What you need to do —
Write out the listing exactly as it is given.

Dataset content —
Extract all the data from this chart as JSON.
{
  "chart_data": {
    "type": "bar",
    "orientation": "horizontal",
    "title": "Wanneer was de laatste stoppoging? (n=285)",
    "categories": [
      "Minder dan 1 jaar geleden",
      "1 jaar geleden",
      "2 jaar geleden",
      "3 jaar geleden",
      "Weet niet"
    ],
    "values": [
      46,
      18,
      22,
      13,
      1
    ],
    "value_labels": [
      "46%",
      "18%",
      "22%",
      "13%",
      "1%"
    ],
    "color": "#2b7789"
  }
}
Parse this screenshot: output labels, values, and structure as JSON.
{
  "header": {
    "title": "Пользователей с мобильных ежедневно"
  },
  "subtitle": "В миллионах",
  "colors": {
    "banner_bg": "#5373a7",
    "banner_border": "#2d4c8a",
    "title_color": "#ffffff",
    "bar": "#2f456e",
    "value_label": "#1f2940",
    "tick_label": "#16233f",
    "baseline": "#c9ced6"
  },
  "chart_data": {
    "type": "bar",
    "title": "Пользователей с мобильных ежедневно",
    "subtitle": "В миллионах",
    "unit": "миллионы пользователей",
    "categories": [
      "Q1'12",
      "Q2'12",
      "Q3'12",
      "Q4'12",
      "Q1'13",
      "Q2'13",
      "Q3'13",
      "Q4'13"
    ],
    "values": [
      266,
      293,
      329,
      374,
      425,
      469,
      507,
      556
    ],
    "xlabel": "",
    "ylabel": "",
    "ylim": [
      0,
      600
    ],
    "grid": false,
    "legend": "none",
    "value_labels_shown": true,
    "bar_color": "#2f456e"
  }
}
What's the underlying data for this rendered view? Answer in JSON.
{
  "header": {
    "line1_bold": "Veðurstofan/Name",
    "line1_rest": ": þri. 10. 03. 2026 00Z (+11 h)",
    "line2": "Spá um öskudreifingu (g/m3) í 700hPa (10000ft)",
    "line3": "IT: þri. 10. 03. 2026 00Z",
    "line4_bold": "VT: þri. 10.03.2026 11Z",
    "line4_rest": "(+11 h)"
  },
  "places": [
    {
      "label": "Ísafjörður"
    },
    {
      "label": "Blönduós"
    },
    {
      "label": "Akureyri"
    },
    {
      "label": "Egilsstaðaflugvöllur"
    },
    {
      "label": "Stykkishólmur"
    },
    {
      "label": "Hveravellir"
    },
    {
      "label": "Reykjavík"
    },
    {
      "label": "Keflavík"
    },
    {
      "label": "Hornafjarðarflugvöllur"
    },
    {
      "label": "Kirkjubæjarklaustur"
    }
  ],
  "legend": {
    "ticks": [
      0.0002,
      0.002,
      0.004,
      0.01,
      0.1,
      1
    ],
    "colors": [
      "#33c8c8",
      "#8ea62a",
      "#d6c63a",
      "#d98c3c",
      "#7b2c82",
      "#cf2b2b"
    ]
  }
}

Solved problem —
Extract all the data from this chart as JSON.
{
  "chart_data": {
    "type": "bar",
    "orientation": "horizontal",
    "title": "Wanneer was de laatste stoppoging? (n=285)",
    "categories": [
      "Minder dan 1 jaar geleden",
      "1 jaar geleden",
      "2 jaar geleden",
      "3 jaar geleden",
      "Weet niet"
    ],
    "values": [
      46,
      18,
      22,
      13,
      1
    ],
    "value_labels": [
      "46%",
      "18%",
      "22%",
      "13%",
      "1%"
    ],
    "color": "#2b7789"
  }
}
Parse this screenshot: output labels, values, and structure as JSON.
{
  "header": {
    "title": "Пользователей с мобильных ежедневно"
  },
  "subtitle": "В миллионах",
  "colors": {
    "banner_bg": "#5373a7",
    "banner_border": "#2d4c8a",
    "title_color": "#ffffff",
    "bar": "#2f456e",
    "value_label": "#1f2940",
    "tick_label": "#16233f",
    "baseline": "#c9ced6"
  },
  "chart_data": {
    "type": "bar",
    "title": "Пользователей с мобильных ежедневно",
    "subtitle": "В миллионах",
    "unit": "миллионы пользователей",
    "categories": [
      "Q1'12",
      "Q2'12",
      "Q3'12",
      "Q4'12",
      "Q1'13",
      "Q2'13",
      "Q3'13",
      "Q4'13"
    ],
    "values": [
      266,
      293,
      329,
      374,
      425,
      469,
      507,
      556
    ],
    "xlabel": "",
    "ylabel": "",
    "ylim": [
      0,
      600
    ],
    "grid": false,
    "legend": "none",
    "value_labels_shown": true,
    "bar_color": "#2f456e"
  }
}
What's the underlying data for this rendered view? Answer in JSON.
{
  "header": {
    "line1_bold": "Veðurstofan/Name",
    "line1_rest": ": þri. 10. 03. 2026 00Z (+11 h)",
    "line2": "Spá um öskudreifingu (g/m3) í 700hPa (10000ft)",
    "line3": "IT: þri. 10. 03. 2026 00Z",
    "line4_bold": "VT: þri. 10.03.2026 11Z",
    "line4_rest": "(+11 h)"
  },
  "places": [
    {
      "label": "Ísafjörður"
    },
    {
      "label": "Blönduós"
    },
    {
      "label": "Akureyri"
    },
    {
      "label": "Egilsstaðaflugvöllur"
    },
    {
      "label": "Stykkishólmur"
    },
    {
      "label": "Hveravellir"
    },
    {
      "label": "Reykjavík"
    },
    {
      "label": "Keflavík"
    },
    {
      "label": "Hornafjarðarflugvöllur"
    },
    {
      "label": "Kirkjubæjarklaustur"
    }
  ],
  "legend": {
    "ticks": [
      0.0002,
      0.002,
      0.004,
      0.01,
      0.1,
      1
    ],
    "colors": [
      "#33c8c8",
      "#8ea62a",
      "#d6c63a",
      "#d98c3c",
      "#7b2c82",
      "#cf2b2b"
    ]
  }
}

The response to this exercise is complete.